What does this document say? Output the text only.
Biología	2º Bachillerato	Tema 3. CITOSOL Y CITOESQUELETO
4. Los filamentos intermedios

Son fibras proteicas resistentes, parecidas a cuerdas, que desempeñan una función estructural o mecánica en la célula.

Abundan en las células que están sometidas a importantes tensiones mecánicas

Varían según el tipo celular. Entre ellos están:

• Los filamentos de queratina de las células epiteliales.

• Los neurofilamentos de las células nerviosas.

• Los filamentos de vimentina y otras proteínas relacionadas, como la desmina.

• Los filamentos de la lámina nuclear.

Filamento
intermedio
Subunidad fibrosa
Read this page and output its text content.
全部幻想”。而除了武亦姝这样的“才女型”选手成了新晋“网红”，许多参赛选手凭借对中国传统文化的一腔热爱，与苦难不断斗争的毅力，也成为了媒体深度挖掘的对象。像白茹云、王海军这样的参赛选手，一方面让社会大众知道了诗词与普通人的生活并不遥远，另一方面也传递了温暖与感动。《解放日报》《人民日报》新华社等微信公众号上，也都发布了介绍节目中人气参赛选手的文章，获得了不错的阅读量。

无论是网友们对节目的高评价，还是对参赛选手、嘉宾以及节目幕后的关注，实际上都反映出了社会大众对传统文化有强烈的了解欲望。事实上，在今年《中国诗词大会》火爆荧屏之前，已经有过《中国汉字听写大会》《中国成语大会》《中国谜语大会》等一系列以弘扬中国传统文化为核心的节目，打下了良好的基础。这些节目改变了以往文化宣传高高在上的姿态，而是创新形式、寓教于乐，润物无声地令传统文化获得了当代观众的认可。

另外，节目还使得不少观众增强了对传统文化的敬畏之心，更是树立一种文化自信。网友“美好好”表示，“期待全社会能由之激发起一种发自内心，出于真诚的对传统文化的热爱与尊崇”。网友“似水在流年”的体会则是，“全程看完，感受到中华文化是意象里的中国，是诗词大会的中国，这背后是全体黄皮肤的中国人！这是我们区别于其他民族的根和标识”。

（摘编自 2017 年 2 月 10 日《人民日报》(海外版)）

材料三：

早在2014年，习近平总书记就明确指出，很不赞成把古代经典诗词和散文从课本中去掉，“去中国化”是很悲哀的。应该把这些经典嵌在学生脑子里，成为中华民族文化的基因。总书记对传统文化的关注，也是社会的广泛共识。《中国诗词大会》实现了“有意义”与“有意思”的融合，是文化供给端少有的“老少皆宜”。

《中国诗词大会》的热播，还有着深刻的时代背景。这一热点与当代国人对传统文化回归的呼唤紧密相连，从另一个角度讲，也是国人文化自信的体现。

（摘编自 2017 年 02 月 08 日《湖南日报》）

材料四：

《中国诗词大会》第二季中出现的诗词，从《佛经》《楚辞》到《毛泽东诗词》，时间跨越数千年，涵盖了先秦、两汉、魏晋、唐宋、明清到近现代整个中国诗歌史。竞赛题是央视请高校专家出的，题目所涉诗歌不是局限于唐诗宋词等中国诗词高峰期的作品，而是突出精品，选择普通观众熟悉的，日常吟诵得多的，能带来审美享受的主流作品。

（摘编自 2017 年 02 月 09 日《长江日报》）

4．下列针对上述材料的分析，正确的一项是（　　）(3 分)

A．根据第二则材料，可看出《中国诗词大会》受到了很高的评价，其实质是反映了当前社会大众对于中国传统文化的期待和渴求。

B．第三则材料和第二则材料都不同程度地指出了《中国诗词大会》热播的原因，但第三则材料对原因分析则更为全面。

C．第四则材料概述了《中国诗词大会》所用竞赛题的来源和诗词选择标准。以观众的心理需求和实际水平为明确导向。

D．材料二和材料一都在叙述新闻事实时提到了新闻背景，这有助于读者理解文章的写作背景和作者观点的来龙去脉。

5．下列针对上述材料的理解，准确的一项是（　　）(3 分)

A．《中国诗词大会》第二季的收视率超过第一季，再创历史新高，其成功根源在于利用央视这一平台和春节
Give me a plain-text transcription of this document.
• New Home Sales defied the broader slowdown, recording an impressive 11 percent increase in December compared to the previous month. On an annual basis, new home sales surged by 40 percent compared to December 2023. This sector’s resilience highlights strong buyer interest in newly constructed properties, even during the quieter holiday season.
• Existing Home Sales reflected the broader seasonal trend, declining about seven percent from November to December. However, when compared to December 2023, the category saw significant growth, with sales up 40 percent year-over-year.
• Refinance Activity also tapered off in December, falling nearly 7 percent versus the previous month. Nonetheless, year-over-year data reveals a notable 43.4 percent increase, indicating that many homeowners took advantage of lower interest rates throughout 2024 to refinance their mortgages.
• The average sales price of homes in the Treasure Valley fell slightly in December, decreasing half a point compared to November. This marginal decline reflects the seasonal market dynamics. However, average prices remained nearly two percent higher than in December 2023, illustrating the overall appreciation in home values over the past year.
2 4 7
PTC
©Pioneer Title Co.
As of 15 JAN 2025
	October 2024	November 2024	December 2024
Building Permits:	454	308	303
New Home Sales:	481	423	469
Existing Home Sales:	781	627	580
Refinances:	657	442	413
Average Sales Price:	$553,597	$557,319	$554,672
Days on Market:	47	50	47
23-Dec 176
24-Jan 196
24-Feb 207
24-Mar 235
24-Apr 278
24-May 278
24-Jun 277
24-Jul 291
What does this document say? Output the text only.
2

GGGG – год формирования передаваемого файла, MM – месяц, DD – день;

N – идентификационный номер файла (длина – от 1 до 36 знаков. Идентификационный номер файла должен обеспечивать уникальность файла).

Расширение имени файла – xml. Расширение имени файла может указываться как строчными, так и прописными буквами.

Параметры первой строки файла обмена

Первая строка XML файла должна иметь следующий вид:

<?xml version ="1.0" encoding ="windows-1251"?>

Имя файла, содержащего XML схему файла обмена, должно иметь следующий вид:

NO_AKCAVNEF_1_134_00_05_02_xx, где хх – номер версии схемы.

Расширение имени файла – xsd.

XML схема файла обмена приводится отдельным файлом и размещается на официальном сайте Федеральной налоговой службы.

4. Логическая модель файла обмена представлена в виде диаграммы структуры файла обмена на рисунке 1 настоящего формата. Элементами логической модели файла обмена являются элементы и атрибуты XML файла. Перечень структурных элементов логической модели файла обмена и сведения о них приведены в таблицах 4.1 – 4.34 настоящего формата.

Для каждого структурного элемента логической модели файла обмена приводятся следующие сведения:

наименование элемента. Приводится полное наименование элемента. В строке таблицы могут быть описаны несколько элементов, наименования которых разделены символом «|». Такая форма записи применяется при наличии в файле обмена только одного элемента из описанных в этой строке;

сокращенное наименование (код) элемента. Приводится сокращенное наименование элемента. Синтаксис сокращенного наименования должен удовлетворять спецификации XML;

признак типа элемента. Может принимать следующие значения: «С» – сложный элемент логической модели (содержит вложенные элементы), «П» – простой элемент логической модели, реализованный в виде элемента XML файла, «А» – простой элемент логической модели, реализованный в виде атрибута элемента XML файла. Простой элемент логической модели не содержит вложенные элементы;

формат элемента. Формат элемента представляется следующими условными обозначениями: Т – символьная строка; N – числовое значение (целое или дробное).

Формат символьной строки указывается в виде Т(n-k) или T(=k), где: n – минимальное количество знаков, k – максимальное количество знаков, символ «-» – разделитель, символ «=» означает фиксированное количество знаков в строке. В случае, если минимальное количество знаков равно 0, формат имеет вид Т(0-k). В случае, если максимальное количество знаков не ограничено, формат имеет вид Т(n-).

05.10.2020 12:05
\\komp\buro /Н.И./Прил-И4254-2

════════════════

Task statement: Copy each line above that contains the string "наименования".

Task solution:
наименование элемента. Приводится полное наименование элемента. В строке таблицы могут быть описаны несколько элементов, наименования которых разделены символом «|». Такая форма записи применяется при наличии в файле обмена только одного элемента из описанных в этой строке;
сокращенное наименование (код) элемента. Приводится сокращенное наименование элемента. Синтаксис сокращенного наименования должен удовлетворять спецификации XML;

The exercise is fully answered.